• _TASK INSTRUCTIONS_
Copy out every record below, word for word.
━━━ EXERCISE INPUTS ━━━
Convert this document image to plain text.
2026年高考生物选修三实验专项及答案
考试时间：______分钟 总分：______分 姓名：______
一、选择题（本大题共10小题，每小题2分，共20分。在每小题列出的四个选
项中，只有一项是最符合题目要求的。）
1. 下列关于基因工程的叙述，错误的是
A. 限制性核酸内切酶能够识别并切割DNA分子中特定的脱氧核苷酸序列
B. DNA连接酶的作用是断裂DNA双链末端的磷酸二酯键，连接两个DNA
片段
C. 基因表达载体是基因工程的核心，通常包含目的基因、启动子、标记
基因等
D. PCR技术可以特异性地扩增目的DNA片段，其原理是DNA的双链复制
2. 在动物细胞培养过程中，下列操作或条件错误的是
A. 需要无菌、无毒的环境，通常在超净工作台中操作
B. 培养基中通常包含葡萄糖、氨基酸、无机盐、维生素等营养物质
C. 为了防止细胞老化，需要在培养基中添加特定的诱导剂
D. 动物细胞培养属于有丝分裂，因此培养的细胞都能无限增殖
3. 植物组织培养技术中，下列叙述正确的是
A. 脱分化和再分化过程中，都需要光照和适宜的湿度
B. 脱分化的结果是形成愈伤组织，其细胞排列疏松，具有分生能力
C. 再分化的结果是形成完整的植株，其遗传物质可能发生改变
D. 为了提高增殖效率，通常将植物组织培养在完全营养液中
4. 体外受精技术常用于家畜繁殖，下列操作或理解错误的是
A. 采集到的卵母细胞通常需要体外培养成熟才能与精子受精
━━━
• _FULL SOLUTION_
Convert this document image to plain text.
2026年高考生物选修三实验专项及答案
考试时间：______分钟 总分：______分 姓名：______
一、选择题（本大题共10小题，每小题2分，共20分。在每小题列出的四个选
项中，只有一项是最符合题目要求的。）
1. 下列关于基因工程的叙述，错误的是
A. 限制性核酸内切酶能够识别并切割DNA分子中特定的脱氧核苷酸序列
B. DNA连接酶的作用是断裂DNA双链末端的磷酸二酯键，连接两个DNA
片段
C. 基因表达载体是基因工程的核心，通常包含目的基因、启动子、标记
基因等
D. PCR技术可以特异性地扩增目的DNA片段，其原理是DNA的双链复制
2. 在动物细胞培养过程中，下列操作或条件错误的是
A. 需要无菌、无毒的环境，通常在超净工作台中操作
B. 培养基中通常包含葡萄糖、氨基酸、无机盐、维生素等营养物质
C. 为了防止细胞老化，需要在培养基中添加特定的诱导剂
D. 动物细胞培养属于有丝分裂，因此培养的细胞都能无限增殖
3. 植物组织培养技术中，下列叙述正确的是
A. 脱分化和再分化过程中，都需要光照和适宜的湿度
B. 脱分化的结果是形成愈伤组织，其细胞排列疏松，具有分生能力
C. 再分化的结果是形成完整的植株，其遗传物质可能发生改变
D. 为了提高增殖效率，通常将植物组织培养在完全营养液中
4. 体外受精技术常用于家畜繁殖，下列操作或理解错误的是
A. 采集到的卵母细胞通常需要体外培养成熟才能与精子受精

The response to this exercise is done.